EXERCISE INSTRUCTIONS.
Repeat what the lines below say, word for word, and skip every image.

>> START DATASET EXCERPTS

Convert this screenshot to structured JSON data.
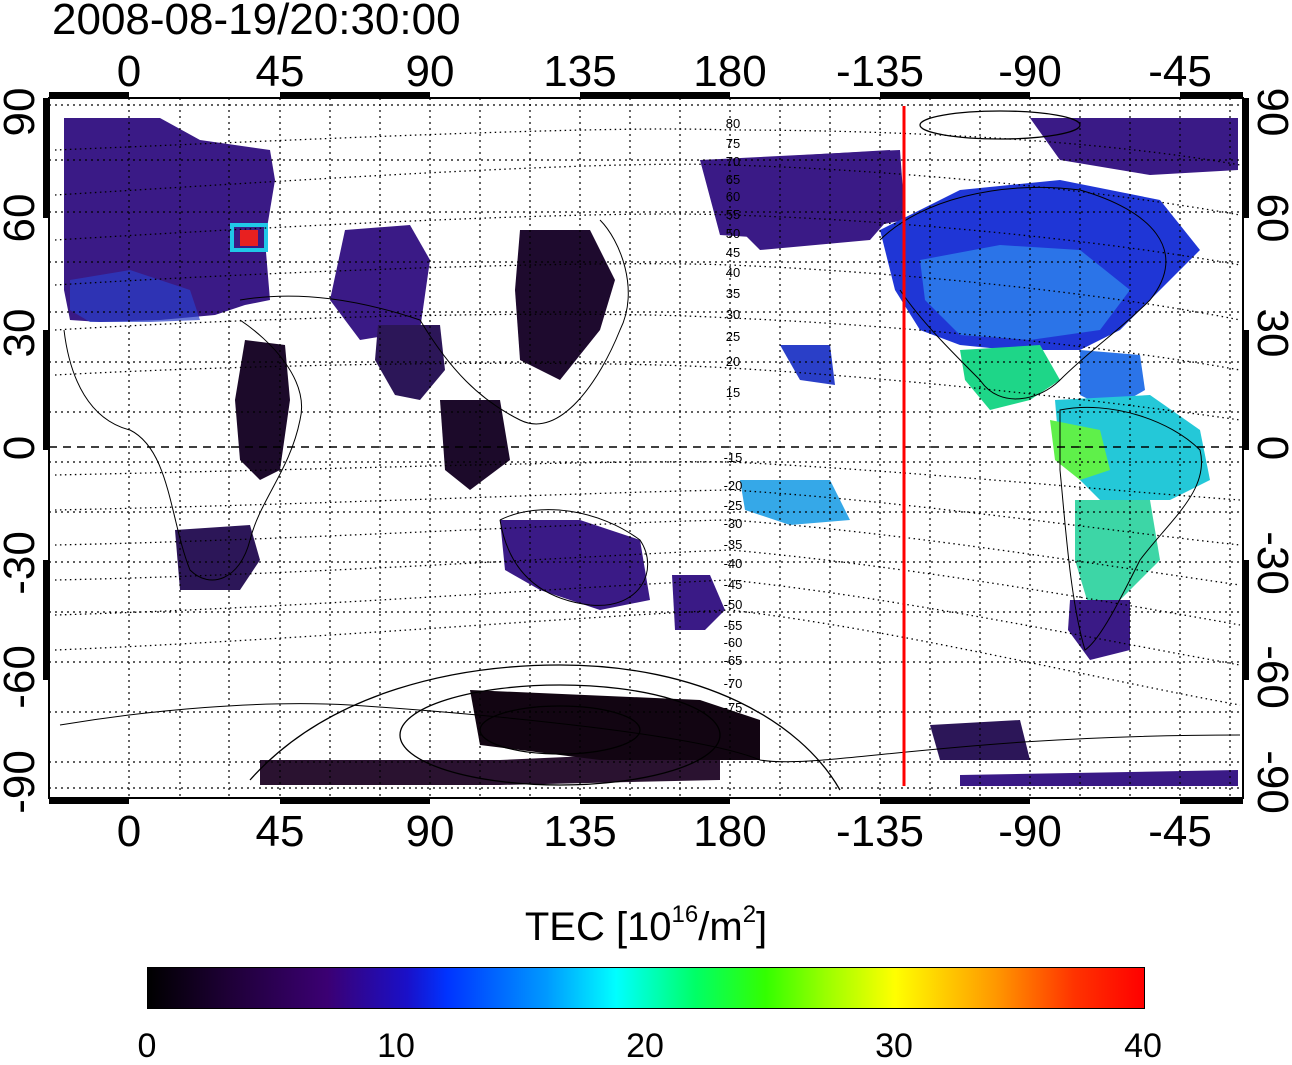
{
  "title": "2008-08-19/20:30:00",
  "map": {
    "lon_top_labels": [
      "0",
      "45",
      "90",
      "135",
      "180",
      "-135",
      "-90",
      "-45"
    ],
    "lon_bottom_labels": [
      "0",
      "45",
      "90",
      "135",
      "180",
      "-135",
      "-90",
      "-45"
    ],
    "lat_left_labels": [
      "90",
      "60",
      "30",
      "0",
      "-30",
      "-60",
      "-90"
    ],
    "lat_right_labels": [
      "90",
      "60",
      "30",
      "0",
      "-30",
      "-60",
      "-90"
    ],
    "magnetic_lat_labels": [
      "80",
      "75",
      "70",
      "65",
      "60",
      "55",
      "50",
      "45",
      "40",
      "35",
      "30",
      "25",
      "20",
      "15",
      "-15",
      "-20",
      "-25",
      "-30",
      "-35",
      "-40",
      "-45",
      "-50",
      "-55",
      "-60",
      "-65",
      "-70",
      "-75"
    ],
    "terminator_color": "#ff0000",
    "grid": "dotted"
  },
  "colorbar": {
    "title_prefix": "TEC  [10",
    "title_exp1": "16",
    "title_mid": "/m",
    "title_exp2": "2",
    "title_suffix": "]",
    "ticks": [
      "0",
      "10",
      "20",
      "30",
      "40"
    ],
    "range": [
      0,
      40
    ],
    "colormap": [
      "#000000",
      "#3b0073",
      "#0033ff",
      "#00ffff",
      "#33ff00",
      "#ffff00",
      "#ff9900",
      "#ff0000"
    ]
  }
}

>> END DATASET EXCERPTS

SOLUTION BELOW.
Convert this screenshot to structured JSON data.
{
  "title": "2008-08-19/20:30:00",
  "map": {
    "lon_top_labels": [
      "0",
      "45",
      "90",
      "135",
      "180",
      "-135",
      "-90",
      "-45"
    ],
    "lon_bottom_labels": [
      "0",
      "45",
      "90",
      "135",
      "180",
      "-135",
      "-90",
      "-45"
    ],
    "lat_left_labels": [
      "90",
      "60",
      "30",
      "0",
      "-30",
      "-60",
      "-90"
    ],
    "lat_right_labels": [
      "90",
      "60",
      "30",
      "0",
      "-30",
      "-60",
      "-90"
    ],
    "magnetic_lat_labels": [
      "80",
      "75",
      "70",
      "65",
      "60",
      "55",
      "50",
      "45",
      "40",
      "35",
      "30",
      "25",
      "20",
      "15",
      "-15",
      "-20",
      "-25",
      "-30",
      "-35",
      "-40",
      "-45",
      "-50",
      "-55",
      "-60",
      "-65",
      "-70",
      "-75"
    ],
    "terminator_color": "#ff0000",
    "grid": "dotted"
  },
  "colorbar": {
    "title_prefix": "TEC  [10",
    "title_exp1": "16",
    "title_mid": "/m",
    "title_exp2": "2",
    "title_suffix": "]",
    "ticks": [
      "0",
      "10",
      "20",
      "30",
      "40"
    ],
    "range": [
      0,
      40
    ],
    "colormap": [
      "#000000",
      "#3b0073",
      "#0033ff",
      "#00ffff",
      "#33ff00",
      "#ffff00",
      "#ff9900",
      "#ff0000"
    ]
  }
}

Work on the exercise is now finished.